*SET TASK*:
Extract all lines from the data beneath that include the word "MILES".
::::
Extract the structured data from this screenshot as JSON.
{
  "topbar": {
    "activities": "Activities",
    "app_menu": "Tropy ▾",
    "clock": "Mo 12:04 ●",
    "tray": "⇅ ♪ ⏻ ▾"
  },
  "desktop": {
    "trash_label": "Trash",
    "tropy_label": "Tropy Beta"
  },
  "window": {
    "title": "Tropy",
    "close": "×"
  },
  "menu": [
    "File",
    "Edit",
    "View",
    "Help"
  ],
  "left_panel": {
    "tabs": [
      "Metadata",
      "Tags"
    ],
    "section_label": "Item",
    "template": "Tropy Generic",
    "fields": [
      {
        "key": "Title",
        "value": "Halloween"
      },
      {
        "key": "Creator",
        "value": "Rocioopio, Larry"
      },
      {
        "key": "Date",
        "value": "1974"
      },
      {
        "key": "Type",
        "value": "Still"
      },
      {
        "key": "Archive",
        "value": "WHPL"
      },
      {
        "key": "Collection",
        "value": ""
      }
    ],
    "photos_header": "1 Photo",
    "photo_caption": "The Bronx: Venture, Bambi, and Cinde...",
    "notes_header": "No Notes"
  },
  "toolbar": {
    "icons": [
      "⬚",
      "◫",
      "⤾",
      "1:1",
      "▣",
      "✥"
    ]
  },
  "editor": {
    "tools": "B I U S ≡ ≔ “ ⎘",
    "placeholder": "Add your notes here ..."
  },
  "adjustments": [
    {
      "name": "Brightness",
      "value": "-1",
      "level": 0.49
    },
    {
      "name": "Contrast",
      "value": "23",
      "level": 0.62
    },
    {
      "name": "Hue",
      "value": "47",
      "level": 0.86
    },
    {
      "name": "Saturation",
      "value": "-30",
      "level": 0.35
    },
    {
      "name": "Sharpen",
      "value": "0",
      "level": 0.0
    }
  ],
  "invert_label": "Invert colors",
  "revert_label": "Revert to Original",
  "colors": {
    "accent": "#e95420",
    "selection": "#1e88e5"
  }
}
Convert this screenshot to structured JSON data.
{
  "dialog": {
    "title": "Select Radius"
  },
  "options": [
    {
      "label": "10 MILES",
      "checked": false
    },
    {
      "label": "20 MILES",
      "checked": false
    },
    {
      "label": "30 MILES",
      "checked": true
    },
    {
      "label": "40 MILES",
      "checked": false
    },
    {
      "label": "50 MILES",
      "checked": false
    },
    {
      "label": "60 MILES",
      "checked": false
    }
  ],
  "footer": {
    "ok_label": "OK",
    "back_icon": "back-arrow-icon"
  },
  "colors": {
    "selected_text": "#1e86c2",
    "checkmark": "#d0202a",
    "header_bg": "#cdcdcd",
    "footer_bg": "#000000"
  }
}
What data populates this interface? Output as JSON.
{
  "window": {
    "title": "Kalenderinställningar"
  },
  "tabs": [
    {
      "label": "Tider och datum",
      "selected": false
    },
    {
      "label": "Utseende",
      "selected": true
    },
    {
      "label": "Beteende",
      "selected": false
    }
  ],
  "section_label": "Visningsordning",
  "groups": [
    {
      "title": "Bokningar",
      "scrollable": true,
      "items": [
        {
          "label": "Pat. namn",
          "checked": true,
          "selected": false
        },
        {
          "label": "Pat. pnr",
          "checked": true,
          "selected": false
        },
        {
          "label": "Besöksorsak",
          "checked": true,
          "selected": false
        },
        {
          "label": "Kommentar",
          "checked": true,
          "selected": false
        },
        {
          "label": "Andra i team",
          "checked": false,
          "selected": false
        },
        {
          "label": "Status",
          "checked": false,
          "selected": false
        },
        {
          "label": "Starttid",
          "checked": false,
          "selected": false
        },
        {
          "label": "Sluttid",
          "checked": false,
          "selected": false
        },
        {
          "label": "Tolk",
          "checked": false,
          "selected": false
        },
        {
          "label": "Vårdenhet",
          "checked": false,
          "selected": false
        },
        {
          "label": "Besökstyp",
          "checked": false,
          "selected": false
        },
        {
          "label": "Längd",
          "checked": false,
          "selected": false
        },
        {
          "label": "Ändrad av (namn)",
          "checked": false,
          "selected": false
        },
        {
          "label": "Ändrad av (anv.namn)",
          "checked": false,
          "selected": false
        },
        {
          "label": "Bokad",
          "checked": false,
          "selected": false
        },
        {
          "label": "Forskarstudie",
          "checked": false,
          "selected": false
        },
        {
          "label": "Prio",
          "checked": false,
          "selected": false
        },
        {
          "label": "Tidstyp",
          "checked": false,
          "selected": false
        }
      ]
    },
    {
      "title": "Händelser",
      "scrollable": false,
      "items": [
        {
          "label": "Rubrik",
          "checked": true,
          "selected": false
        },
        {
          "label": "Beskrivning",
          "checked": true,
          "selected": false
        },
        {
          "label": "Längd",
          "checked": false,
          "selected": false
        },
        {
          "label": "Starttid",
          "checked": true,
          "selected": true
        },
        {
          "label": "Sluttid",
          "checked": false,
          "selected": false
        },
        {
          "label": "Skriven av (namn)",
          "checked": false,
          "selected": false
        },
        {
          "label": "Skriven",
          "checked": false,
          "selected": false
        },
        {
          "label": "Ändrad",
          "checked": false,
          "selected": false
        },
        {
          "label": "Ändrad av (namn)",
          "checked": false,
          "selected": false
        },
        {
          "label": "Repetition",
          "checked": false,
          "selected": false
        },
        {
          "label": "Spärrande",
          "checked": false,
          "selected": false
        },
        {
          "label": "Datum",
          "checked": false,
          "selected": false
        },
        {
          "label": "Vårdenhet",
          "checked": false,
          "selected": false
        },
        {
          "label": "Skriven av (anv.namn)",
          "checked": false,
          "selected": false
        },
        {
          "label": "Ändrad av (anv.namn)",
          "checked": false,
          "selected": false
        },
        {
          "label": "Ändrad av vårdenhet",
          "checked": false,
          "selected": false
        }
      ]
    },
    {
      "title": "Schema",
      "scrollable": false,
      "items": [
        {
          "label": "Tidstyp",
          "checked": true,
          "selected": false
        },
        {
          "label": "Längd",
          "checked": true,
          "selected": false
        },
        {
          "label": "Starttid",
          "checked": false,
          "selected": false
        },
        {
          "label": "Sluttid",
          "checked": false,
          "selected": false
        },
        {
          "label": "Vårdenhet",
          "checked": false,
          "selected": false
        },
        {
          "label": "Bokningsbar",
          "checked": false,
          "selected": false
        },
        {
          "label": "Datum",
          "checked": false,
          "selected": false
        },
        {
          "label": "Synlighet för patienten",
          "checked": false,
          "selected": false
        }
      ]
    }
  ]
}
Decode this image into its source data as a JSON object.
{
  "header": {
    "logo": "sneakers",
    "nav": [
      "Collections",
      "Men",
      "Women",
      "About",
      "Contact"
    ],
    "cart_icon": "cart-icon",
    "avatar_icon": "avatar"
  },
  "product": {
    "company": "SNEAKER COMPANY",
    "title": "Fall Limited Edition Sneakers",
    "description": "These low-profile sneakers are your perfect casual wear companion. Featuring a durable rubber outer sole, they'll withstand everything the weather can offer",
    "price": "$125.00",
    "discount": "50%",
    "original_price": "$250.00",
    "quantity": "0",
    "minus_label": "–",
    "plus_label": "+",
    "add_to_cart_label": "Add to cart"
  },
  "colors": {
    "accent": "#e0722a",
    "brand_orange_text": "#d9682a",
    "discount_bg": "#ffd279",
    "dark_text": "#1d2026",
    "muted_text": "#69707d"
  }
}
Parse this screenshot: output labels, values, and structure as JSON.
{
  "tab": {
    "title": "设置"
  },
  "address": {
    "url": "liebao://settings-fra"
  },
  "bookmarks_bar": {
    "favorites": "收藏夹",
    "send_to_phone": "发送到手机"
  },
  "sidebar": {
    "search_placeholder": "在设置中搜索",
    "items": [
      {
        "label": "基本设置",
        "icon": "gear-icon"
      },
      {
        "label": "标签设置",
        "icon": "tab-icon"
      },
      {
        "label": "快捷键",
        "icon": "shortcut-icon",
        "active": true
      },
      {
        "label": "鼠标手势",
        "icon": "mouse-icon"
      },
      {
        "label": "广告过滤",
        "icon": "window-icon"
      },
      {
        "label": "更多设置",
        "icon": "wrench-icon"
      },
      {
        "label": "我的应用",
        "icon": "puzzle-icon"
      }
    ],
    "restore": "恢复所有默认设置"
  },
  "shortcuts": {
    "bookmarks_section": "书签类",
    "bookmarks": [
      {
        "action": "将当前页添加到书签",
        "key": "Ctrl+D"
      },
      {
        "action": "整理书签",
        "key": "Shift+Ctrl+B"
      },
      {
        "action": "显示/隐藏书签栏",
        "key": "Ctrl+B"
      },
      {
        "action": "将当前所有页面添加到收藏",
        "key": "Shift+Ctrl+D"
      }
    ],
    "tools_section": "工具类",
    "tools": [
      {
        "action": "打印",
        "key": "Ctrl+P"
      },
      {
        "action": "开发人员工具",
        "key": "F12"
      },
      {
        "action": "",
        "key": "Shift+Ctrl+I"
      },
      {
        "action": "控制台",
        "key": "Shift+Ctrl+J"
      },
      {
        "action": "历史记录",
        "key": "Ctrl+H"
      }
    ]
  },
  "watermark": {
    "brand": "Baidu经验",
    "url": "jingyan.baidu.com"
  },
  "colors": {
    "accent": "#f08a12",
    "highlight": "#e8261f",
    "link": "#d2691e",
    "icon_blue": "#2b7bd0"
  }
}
::::
*RESULT FOR THIS EXERCISE*:
      "label": "10 MILES",
      "label": "20 MILES",
      "label": "30 MILES",
      "label": "40 MILES",
      "label": "50 MILES",
      "label": "60 MILES",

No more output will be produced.